State how many lines contain the string "Management", and write nothing else.

Records:
* start *
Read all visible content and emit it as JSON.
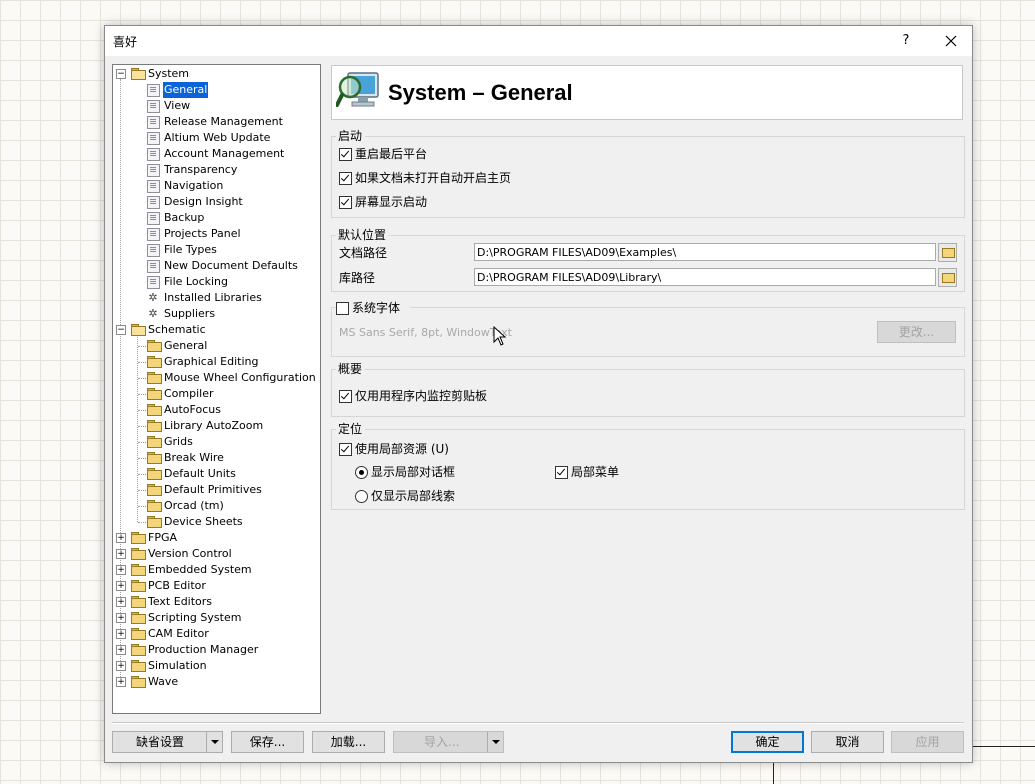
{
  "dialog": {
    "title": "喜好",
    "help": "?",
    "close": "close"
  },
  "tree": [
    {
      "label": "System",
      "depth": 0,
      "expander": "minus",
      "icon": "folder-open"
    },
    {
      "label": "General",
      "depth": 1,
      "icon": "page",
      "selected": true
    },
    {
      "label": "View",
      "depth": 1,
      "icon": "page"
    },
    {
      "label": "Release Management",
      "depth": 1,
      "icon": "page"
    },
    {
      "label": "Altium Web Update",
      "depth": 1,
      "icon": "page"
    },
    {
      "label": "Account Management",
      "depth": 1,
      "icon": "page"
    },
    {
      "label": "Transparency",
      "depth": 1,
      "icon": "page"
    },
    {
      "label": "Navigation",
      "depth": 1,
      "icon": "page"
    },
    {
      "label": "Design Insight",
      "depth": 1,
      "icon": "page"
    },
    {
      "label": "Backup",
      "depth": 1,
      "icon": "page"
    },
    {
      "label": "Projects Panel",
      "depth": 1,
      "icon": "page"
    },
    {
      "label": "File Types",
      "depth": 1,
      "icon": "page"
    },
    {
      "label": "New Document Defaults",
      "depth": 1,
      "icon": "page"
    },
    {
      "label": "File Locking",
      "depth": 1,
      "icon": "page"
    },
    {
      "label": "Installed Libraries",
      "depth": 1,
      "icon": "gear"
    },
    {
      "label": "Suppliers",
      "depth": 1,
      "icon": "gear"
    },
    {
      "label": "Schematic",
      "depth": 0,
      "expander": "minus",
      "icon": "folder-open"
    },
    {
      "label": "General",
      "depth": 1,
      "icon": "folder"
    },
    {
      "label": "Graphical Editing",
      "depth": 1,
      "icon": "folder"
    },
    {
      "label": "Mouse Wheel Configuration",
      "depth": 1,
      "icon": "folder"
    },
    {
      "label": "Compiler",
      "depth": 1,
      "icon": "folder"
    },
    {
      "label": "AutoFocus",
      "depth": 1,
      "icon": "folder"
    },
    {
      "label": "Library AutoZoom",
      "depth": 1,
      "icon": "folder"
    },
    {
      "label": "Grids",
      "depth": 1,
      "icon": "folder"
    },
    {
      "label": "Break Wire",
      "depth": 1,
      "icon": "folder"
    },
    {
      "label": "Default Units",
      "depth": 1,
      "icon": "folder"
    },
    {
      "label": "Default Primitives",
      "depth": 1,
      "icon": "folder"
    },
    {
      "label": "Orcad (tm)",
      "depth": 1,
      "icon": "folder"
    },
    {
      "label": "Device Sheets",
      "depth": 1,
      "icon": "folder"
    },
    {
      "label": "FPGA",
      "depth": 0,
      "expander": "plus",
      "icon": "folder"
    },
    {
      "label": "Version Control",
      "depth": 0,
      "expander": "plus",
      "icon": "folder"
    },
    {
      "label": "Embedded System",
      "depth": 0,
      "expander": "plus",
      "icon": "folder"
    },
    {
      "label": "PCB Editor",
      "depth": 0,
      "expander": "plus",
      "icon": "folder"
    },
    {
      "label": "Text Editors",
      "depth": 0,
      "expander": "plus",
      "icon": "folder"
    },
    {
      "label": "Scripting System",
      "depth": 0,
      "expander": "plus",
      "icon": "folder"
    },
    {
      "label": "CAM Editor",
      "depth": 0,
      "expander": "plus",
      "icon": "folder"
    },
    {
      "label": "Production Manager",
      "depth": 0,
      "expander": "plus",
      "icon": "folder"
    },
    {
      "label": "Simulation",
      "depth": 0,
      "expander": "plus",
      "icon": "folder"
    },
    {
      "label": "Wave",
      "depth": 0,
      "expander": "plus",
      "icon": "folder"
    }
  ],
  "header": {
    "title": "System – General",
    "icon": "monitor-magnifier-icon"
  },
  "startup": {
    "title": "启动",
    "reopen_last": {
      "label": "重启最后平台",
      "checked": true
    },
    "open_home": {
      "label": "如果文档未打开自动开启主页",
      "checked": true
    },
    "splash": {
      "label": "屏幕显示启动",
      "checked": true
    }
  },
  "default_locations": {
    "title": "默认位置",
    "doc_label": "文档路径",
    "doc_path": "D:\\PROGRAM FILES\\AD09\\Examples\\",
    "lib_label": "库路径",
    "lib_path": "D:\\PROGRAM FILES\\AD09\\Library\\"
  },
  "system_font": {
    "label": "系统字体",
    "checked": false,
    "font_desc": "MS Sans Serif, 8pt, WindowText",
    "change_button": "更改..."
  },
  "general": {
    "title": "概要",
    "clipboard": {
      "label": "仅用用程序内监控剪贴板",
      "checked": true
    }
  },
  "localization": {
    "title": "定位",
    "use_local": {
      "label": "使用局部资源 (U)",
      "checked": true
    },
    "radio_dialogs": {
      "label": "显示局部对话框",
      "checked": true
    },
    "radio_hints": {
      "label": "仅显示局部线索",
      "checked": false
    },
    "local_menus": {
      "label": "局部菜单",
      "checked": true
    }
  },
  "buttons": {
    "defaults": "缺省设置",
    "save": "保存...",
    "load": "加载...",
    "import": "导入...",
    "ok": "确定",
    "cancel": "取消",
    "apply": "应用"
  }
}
* end *
* start *
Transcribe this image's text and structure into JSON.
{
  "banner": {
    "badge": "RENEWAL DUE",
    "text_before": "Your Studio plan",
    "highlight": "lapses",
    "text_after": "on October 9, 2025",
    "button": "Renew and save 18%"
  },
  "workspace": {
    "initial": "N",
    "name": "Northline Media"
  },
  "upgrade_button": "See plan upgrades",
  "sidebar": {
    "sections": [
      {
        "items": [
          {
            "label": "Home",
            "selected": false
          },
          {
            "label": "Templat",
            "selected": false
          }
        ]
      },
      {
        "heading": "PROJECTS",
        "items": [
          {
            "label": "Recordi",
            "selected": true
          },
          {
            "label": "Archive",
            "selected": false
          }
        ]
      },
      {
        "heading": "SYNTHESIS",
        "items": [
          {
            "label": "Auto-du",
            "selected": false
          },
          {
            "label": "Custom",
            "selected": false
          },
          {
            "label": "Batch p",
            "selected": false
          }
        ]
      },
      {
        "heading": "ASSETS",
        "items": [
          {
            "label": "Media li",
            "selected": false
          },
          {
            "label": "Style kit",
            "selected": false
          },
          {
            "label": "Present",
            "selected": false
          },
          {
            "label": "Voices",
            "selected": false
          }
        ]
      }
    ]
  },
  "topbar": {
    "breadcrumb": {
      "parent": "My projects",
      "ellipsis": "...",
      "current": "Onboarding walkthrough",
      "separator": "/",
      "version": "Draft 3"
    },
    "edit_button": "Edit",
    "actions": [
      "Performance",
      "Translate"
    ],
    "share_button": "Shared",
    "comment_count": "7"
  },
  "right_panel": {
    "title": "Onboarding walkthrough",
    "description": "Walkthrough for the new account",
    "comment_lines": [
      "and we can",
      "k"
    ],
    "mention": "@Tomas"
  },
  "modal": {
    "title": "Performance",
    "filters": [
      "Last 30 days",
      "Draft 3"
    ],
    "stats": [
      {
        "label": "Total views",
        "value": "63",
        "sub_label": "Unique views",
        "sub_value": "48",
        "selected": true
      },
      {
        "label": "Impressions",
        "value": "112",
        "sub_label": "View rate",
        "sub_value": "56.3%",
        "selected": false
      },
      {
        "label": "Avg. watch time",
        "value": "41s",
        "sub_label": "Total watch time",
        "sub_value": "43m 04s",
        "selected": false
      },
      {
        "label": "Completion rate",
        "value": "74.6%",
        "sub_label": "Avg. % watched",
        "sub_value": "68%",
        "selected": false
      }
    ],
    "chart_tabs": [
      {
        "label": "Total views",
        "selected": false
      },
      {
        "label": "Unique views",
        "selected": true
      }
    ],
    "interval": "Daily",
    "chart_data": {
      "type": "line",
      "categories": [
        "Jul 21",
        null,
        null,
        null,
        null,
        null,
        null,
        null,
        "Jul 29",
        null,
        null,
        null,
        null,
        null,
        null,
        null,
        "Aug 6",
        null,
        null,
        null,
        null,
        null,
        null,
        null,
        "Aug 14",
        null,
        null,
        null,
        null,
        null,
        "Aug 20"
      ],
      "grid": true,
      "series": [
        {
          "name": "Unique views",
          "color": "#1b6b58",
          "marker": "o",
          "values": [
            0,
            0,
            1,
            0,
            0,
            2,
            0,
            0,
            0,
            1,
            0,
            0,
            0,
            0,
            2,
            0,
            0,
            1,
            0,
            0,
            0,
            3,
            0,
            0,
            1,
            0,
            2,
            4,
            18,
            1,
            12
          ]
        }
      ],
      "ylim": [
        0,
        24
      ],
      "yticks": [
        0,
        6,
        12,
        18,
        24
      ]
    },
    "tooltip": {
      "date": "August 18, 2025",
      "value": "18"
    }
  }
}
* end *
• **FINISHED TASK**: 2